§ Task input
********************
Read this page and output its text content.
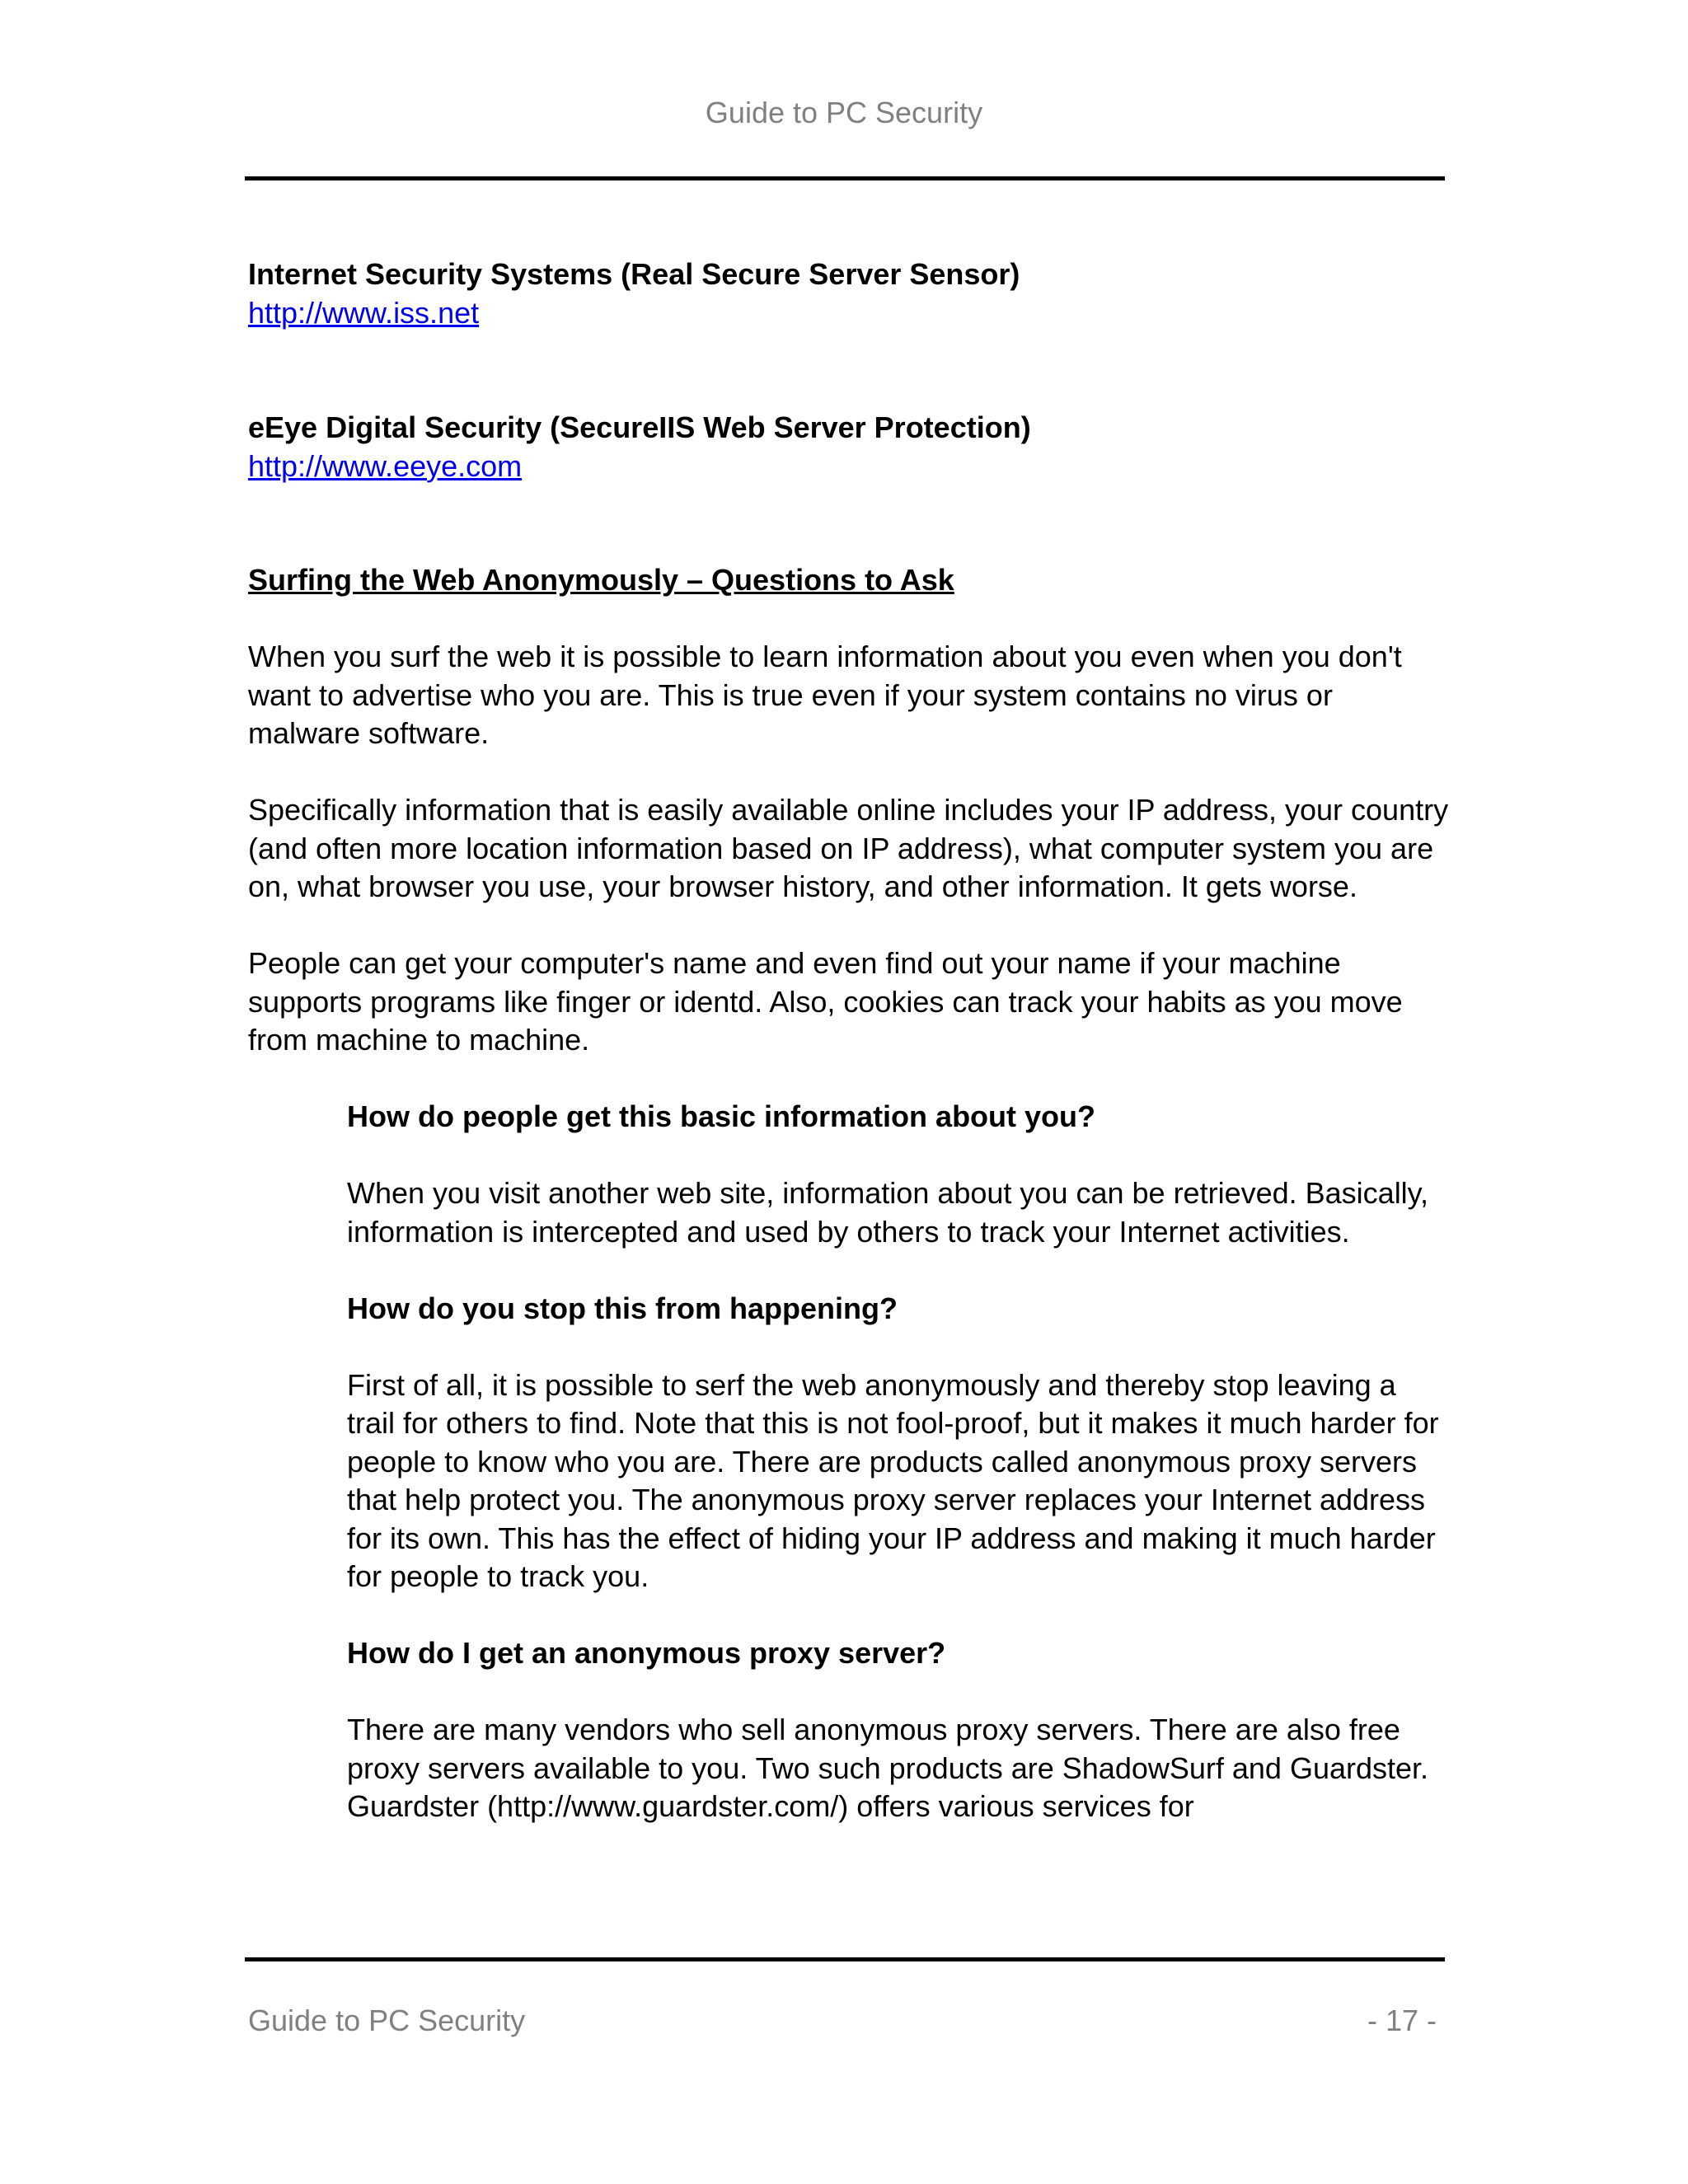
Guide to PC Security
Internet Security Systems (Real Secure Server Sensor)
http://www.iss.net
eEye Digital Security (SecureIIS Web Server Protection)
http://www.eeye.com
Surfing the Web Anonymously – Questions to Ask

When you surf the web it is possible to learn information about you even when you don't want to advertise who you are. This is true even if your system contains no virus or malware software.

Specifically information that is easily available online includes your IP address, your country (and often more location information based on IP address), what computer system you are on, what browser you use, your browser history, and other information. It gets worse.

People can get your computer's name and even find out your name if your machine supports programs like finger or identd. Also, cookies can track your habits as you move from machine to machine.

How do people get this basic information about you?
When you visit another web site, information about you can be retrieved. Basically, information is intercepted and used by others to track your Internet activities.
How do you stop this from happening?
First of all, it is possible to serf the web anonymously and thereby stop leaving a trail for others to find. Note that this is not fool-proof, but it makes it much harder for people to know who you are. There are products called anonymous proxy servers that help protect you. The anonymous proxy server replaces your Internet address for its own. This has the effect of hiding your IP address and making it much harder for people to track you.
How do I get an anonymous proxy server?
There are many vendors who sell anonymous proxy servers. There are also free proxy servers available to you. Two such products are ShadowSurf and Guardster. Guardster (http://www.guardster.com/) offers various services for
Guide to PC Security	- 17 -
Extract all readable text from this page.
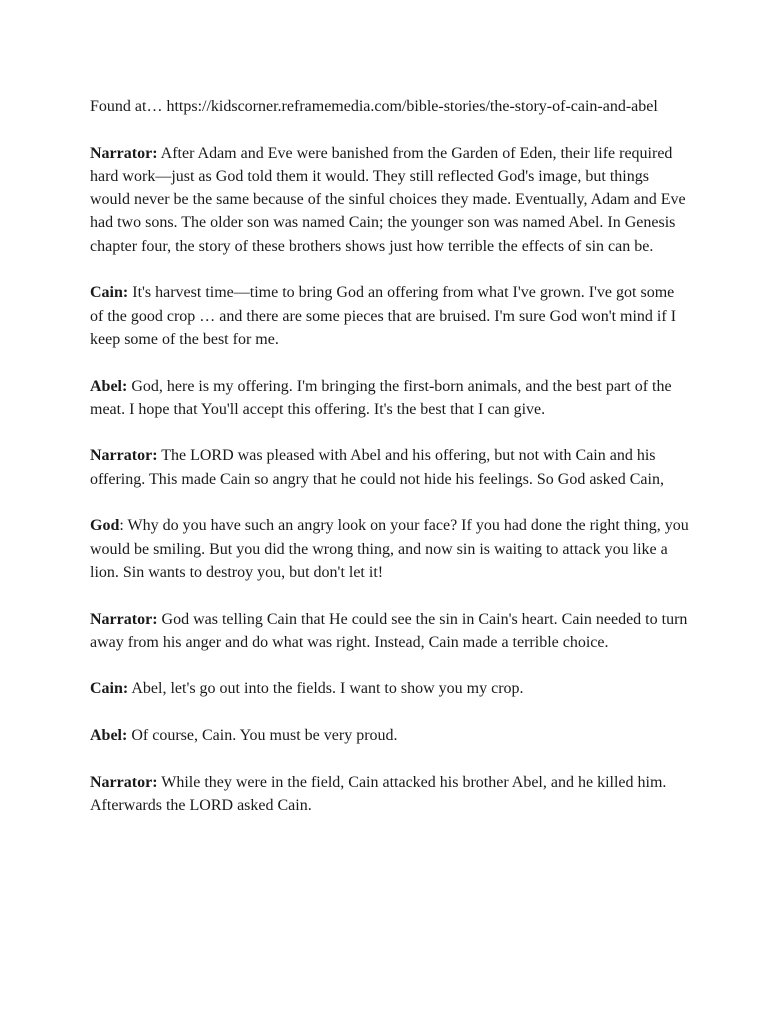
Found at… https://kidscorner.reframemedia.com/bible-stories/the-story-of-cain-and-abel

Narrator: After Adam and Eve were banished from the Garden of Eden, their life required hard work—just as God told them it would. They still reflected God's image, but things would never be the same because of the sinful choices they made. Eventually, Adam and Eve had two sons. The older son was named Cain; the younger son was named Abel. In Genesis chapter four, the story of these brothers shows just how terrible the effects of sin can be.

Cain: It's harvest time—time to bring God an offering from what I've grown. I've got some of the good crop … and there are some pieces that are bruised. I'm sure God won't mind if I keep some of the best for me.

Abel: God, here is my offering. I'm bringing the first-born animals, and the best part of the meat. I hope that You'll accept this offering. It's the best that I can give.

Narrator: The LORD was pleased with Abel and his offering, but not with Cain and his offering. This made Cain so angry that he could not hide his feelings. So God asked Cain,

God: Why do you have such an angry look on your face? If you had done the right thing, you would be smiling. But you did the wrong thing, and now sin is waiting to attack you like a lion. Sin wants to destroy you, but don't let it!

Narrator: God was telling Cain that He could see the sin in Cain's heart. Cain needed to turn away from his anger and do what was right. Instead, Cain made a terrible choice.

Cain: Abel, let's go out into the fields. I want to show you my crop.

Abel: Of course, Cain. You must be very proud.

Narrator: While they were in the field, Cain attacked his brother Abel, and he killed him. Afterwards the LORD asked Cain.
********************
§ What the task asks
All of the material goes into the answer exactly as it stands, except for the pictures.

§ Exercise answer
Read this page and output its text content.
Guide to PC Security
Internet Security Systems (Real Secure Server Sensor)
http://www.iss.net
eEye Digital Security (SecureIIS Web Server Protection)
http://www.eeye.com
Surfing the Web Anonymously – Questions to Ask

When you surf the web it is possible to learn information about you even when you don't want to advertise who you are. This is true even if your system contains no virus or malware software.

Specifically information that is easily available online includes your IP address, your country (and often more location information based on IP address), what computer system you are on, what browser you use, your browser history, and other information. It gets worse.

People can get your computer's name and even find out your name if your machine supports programs like finger or identd. Also, cookies can track your habits as you move from machine to machine.

How do people get this basic information about you?
When you visit another web site, information about you can be retrieved. Basically, information is intercepted and used by others to track your Internet activities.
How do you stop this from happening?
First of all, it is possible to serf the web anonymously and thereby stop leaving a trail for others to find. Note that this is not fool-proof, but it makes it much harder for people to know who you are. There are products called anonymous proxy servers that help protect you. The anonymous proxy server replaces your Internet address for its own. This has the effect of hiding your IP address and making it much harder for people to track you.
How do I get an anonymous proxy server?
There are many vendors who sell anonymous proxy servers. There are also free proxy servers available to you. Two such products are ShadowSurf and Guardster. Guardster (http://www.guardster.com/) offers various services for
Guide to PC Security	- 17 -
Extract all readable text from this page.
Found at… https://kidscorner.reframemedia.com/bible-stories/the-story-of-cain-and-abel

Narrator: After Adam and Eve were banished from the Garden of Eden, their life required hard work—just as God told them it would. They still reflected God's image, but things would never be the same because of the sinful choices they made. Eventually, Adam and Eve had two sons. The older son was named Cain; the younger son was named Abel. In Genesis chapter four, the story of these brothers shows just how terrible the effects of sin can be.

Cain: It's harvest time—time to bring God an offering from what I've grown. I've got some of the good crop … and there are some pieces that are bruised. I'm sure God won't mind if I keep some of the best for me.

Abel: God, here is my offering. I'm bringing the first-born animals, and the best part of the meat. I hope that You'll accept this offering. It's the best that I can give.

Narrator: The LORD was pleased with Abel and his offering, but not with Cain and his offering. This made Cain so angry that he could not hide his feelings. So God asked Cain,

God: Why do you have such an angry look on your face? If you had done the right thing, you would be smiling. But you did the wrong thing, and now sin is waiting to attack you like a lion. Sin wants to destroy you, but don't let it!

Narrator: God was telling Cain that He could see the sin in Cain's heart. Cain needed to turn away from his anger and do what was right. Instead, Cain made a terrible choice.

Cain: Abel, let's go out into the fields. I want to show you my crop.

Abel: Of course, Cain. You must be very proud.

Narrator: While they were in the field, Cain attacked his brother Abel, and he killed him. Afterwards the LORD asked Cain.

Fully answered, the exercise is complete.